=== Available data ===

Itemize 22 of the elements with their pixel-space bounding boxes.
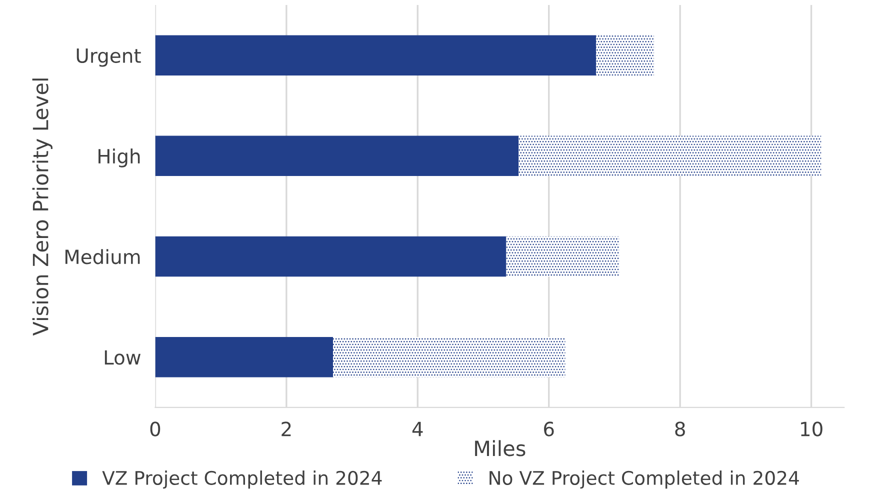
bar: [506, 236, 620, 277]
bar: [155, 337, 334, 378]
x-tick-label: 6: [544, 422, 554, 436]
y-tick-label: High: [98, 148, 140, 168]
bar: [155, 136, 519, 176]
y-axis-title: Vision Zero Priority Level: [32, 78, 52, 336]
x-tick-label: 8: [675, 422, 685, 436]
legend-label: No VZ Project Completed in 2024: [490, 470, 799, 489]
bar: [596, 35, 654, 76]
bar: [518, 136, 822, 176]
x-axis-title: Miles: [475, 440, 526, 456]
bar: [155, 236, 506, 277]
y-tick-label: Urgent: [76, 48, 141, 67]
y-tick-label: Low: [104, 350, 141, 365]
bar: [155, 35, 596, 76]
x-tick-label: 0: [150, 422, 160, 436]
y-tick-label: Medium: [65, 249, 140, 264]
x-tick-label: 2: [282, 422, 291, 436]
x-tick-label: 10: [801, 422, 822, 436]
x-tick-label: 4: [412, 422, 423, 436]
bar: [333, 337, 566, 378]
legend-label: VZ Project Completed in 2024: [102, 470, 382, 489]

===
=== Available data ===

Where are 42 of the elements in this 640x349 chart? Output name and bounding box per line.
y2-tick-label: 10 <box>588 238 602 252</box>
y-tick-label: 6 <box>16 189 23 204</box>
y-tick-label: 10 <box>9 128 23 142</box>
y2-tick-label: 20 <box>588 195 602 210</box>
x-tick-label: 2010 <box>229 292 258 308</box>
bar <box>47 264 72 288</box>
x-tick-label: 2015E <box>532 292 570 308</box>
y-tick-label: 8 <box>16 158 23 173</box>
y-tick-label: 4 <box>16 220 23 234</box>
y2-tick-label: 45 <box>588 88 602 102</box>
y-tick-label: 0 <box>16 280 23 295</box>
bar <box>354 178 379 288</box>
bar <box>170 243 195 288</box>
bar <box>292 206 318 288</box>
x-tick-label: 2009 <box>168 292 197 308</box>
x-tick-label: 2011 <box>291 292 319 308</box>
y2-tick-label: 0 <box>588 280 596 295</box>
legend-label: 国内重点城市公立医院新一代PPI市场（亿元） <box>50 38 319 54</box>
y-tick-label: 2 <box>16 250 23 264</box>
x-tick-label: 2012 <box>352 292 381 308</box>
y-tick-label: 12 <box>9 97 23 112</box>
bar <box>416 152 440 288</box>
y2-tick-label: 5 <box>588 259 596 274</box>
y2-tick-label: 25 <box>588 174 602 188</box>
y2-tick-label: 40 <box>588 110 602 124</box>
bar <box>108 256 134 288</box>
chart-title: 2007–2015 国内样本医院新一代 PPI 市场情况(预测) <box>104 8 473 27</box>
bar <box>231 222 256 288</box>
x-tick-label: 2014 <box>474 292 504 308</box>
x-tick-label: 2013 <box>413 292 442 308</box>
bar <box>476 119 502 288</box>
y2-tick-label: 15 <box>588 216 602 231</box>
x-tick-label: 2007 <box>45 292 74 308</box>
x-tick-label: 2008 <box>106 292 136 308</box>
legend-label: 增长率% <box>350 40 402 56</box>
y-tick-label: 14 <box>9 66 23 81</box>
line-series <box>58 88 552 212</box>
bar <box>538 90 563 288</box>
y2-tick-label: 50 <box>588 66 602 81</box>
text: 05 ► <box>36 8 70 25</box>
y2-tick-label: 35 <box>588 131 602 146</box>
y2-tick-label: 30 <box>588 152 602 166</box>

===
=== Available data ===

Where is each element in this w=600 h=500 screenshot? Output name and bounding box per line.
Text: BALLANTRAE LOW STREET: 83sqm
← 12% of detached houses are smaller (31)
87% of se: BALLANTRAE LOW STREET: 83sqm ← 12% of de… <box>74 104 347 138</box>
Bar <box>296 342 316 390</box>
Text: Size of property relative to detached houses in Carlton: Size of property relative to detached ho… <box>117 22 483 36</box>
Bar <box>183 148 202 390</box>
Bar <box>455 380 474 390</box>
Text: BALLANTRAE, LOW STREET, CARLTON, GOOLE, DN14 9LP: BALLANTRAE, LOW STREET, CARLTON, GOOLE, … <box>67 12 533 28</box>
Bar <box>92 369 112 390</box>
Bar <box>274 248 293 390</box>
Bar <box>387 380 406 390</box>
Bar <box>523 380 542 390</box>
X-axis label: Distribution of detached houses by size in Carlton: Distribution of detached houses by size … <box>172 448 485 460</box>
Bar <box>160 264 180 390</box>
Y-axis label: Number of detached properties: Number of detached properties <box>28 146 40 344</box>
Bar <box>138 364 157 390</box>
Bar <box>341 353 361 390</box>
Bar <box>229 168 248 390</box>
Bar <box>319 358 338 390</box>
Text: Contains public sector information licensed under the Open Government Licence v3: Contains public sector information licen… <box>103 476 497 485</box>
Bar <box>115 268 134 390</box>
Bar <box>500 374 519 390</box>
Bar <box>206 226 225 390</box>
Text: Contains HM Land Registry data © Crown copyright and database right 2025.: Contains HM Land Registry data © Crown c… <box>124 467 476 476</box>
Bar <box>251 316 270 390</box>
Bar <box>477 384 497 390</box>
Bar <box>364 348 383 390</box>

===

Return each line of the items above that contains the string "legend".

legend-label: No VZ Project Completed in 2024: [490, 470, 799, 489]
legend-label: VZ Project Completed in 2024: [102, 470, 382, 489]
legend-label: 国内重点城市公立医院新一代PPI市场（亿元） <box>50 38 319 54</box>
legend-label: 增长率% <box>350 40 402 56</box>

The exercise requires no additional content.